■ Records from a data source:
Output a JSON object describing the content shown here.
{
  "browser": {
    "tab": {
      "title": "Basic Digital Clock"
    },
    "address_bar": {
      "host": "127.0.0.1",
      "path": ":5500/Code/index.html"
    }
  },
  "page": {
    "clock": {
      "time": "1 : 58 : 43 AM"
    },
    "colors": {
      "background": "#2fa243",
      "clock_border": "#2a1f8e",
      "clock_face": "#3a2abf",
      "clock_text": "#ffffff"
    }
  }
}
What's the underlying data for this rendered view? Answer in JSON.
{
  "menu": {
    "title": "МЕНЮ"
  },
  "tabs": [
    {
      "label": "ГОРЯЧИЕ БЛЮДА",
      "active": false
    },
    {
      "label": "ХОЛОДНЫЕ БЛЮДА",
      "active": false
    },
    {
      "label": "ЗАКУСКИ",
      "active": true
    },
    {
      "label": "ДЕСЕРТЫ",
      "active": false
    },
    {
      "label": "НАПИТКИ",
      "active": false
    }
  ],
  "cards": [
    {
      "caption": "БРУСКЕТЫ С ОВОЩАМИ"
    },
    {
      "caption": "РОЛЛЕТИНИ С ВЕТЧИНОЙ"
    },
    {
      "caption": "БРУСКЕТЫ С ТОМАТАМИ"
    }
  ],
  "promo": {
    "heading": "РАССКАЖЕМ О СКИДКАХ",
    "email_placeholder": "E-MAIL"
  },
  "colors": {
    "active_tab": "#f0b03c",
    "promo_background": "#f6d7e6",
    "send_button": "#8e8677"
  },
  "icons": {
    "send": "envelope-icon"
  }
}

■ Problem: Pull out each record as written and restate it exactly.

■ Solution to this task:
Output a JSON object describing the content shown here.
{
  "browser": {
    "tab": {
      "title": "Basic Digital Clock"
    },
    "address_bar": {
      "host": "127.0.0.1",
      "path": ":5500/Code/index.html"
    }
  },
  "page": {
    "clock": {
      "time": "1 : 58 : 43 AM"
    },
    "colors": {
      "background": "#2fa243",
      "clock_border": "#2a1f8e",
      "clock_face": "#3a2abf",
      "clock_text": "#ffffff"
    }
  }
}
What's the underlying data for this rendered view? Answer in JSON.
{
  "menu": {
    "title": "МЕНЮ"
  },
  "tabs": [
    {
      "label": "ГОРЯЧИЕ БЛЮДА",
      "active": false
    },
    {
      "label": "ХОЛОДНЫЕ БЛЮДА",
      "active": false
    },
    {
      "label": "ЗАКУСКИ",
      "active": true
    },
    {
      "label": "ДЕСЕРТЫ",
      "active": false
    },
    {
      "label": "НАПИТКИ",
      "active": false
    }
  ],
  "cards": [
    {
      "caption": "БРУСКЕТЫ С ОВОЩАМИ"
    },
    {
      "caption": "РОЛЛЕТИНИ С ВЕТЧИНОЙ"
    },
    {
      "caption": "БРУСКЕТЫ С ТОМАТАМИ"
    }
  ],
  "promo": {
    "heading": "РАССКАЖЕМ О СКИДКАХ",
    "email_placeholder": "E-MAIL"
  },
  "colors": {
    "active_tab": "#f0b03c",
    "promo_background": "#f6d7e6",
    "send_button": "#8e8677"
  },
  "icons": {
    "send": "envelope-icon"
  }
}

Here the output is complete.